Data entries

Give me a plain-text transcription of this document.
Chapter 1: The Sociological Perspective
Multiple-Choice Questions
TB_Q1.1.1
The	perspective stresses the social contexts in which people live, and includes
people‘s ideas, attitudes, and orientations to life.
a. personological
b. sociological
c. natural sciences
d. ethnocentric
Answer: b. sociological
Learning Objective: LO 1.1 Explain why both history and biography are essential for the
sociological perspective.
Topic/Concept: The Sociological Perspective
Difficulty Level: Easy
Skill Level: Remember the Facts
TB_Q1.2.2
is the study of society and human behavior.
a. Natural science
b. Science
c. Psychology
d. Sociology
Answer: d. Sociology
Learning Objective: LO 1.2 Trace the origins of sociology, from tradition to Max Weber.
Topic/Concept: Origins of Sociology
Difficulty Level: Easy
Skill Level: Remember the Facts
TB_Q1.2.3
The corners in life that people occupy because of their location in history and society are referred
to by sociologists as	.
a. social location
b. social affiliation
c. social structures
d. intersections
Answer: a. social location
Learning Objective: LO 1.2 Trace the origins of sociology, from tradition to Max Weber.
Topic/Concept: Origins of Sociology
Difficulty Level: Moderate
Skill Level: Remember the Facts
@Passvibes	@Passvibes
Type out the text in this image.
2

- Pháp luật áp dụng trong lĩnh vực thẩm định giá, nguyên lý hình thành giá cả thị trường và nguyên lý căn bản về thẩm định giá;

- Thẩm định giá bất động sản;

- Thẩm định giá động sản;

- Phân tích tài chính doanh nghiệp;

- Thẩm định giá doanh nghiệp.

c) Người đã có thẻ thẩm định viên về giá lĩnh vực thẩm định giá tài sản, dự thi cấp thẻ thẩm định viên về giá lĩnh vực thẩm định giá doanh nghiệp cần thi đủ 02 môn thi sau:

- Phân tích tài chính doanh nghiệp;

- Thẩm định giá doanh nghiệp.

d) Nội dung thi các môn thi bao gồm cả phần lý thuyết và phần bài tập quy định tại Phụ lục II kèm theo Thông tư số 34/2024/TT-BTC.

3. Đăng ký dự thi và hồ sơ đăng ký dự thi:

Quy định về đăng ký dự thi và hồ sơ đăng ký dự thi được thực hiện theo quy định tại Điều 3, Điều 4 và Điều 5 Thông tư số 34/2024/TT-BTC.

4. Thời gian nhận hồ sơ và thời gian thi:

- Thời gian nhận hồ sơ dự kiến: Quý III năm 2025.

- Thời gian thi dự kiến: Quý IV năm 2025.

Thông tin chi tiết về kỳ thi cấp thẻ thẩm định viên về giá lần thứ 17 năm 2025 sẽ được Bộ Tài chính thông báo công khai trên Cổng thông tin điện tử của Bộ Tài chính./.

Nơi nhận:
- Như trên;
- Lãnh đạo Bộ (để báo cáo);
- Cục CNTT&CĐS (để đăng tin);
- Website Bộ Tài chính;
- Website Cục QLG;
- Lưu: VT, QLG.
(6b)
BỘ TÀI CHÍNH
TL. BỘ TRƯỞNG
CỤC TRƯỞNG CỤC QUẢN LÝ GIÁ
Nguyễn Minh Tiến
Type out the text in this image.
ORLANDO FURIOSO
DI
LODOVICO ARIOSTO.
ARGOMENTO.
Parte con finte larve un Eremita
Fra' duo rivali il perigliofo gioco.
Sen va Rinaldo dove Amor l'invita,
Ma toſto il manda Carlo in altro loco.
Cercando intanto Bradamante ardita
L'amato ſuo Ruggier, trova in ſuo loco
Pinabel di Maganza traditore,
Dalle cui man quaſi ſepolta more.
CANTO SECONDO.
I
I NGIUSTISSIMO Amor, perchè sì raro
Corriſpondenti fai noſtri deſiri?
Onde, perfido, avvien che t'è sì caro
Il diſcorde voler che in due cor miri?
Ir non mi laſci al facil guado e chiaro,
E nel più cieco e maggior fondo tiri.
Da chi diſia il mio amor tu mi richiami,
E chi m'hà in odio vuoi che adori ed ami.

Exercise task>
Which lines hold the word "life"? Copy each of them from the records.

Finished task>
people‘s ideas, attitudes, and orientations to life.
The corners in life that people occupy because of their location in history and society are referred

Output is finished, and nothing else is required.